*Exercise requirements*:
Set down every record once more, exactly as given.

─── Stored rows

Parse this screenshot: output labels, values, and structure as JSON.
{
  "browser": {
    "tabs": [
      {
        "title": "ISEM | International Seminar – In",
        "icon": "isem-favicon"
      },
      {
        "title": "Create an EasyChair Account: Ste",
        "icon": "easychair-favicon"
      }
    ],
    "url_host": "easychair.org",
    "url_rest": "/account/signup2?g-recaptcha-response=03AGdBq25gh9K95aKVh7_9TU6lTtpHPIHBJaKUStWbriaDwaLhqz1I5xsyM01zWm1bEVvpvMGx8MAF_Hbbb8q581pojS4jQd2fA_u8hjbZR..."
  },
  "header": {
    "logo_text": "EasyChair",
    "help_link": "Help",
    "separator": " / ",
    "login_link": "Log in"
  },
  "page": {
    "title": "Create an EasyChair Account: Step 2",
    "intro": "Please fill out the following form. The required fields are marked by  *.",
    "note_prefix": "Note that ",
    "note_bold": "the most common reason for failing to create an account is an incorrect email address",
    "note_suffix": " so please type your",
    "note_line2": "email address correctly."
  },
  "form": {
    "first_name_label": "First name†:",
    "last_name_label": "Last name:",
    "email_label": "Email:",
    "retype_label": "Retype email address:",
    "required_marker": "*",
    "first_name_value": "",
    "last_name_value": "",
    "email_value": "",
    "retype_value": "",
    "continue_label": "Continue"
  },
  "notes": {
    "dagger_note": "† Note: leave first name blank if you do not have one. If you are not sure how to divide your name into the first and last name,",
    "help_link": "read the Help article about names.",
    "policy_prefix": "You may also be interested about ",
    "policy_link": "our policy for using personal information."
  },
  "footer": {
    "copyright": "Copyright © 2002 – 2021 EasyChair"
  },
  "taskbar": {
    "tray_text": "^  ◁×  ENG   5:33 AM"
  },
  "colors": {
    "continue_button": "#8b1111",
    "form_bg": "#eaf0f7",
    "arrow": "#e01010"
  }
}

──────

*Answer to the problem*:
Parse this screenshot: output labels, values, and structure as JSON.
{
  "browser": {
    "tabs": [
      {
        "title": "ISEM | International Seminar – In",
        "icon": "isem-favicon"
      },
      {
        "title": "Create an EasyChair Account: Ste",
        "icon": "easychair-favicon"
      }
    ],
    "url_host": "easychair.org",
    "url_rest": "/account/signup2?g-recaptcha-response=03AGdBq25gh9K95aKVh7_9TU6lTtpHPIHBJaKUStWbriaDwaLhqz1I5xsyM01zWm1bEVvpvMGx8MAF_Hbbb8q581pojS4jQd2fA_u8hjbZR..."
  },
  "header": {
    "logo_text": "EasyChair",
    "help_link": "Help",
    "separator": " / ",
    "login_link": "Log in"
  },
  "page": {
    "title": "Create an EasyChair Account: Step 2",
    "intro": "Please fill out the following form. The required fields are marked by  *.",
    "note_prefix": "Note that ",
    "note_bold": "the most common reason for failing to create an account is an incorrect email address",
    "note_suffix": " so please type your",
    "note_line2": "email address correctly."
  },
  "form": {
    "first_name_label": "First name†:",
    "last_name_label": "Last name:",
    "email_label": "Email:",
    "retype_label": "Retype email address:",
    "required_marker": "*",
    "first_name_value": "",
    "last_name_value": "",
    "email_value": "",
    "retype_value": "",
    "continue_label": "Continue"
  },
  "notes": {
    "dagger_note": "† Note: leave first name blank if you do not have one. If you are not sure how to divide your name into the first and last name,",
    "help_link": "read the Help article about names.",
    "policy_prefix": "You may also be interested about ",
    "policy_link": "our policy for using personal information."
  },
  "footer": {
    "copyright": "Copyright © 2002 – 2021 EasyChair"
  },
  "taskbar": {
    "tray_text": "^  ◁×  ENG   5:33 AM"
  },
  "colors": {
    "continue_button": "#8b1111",
    "form_bg": "#eaf0f7",
    "arrow": "#e01010"
  }
}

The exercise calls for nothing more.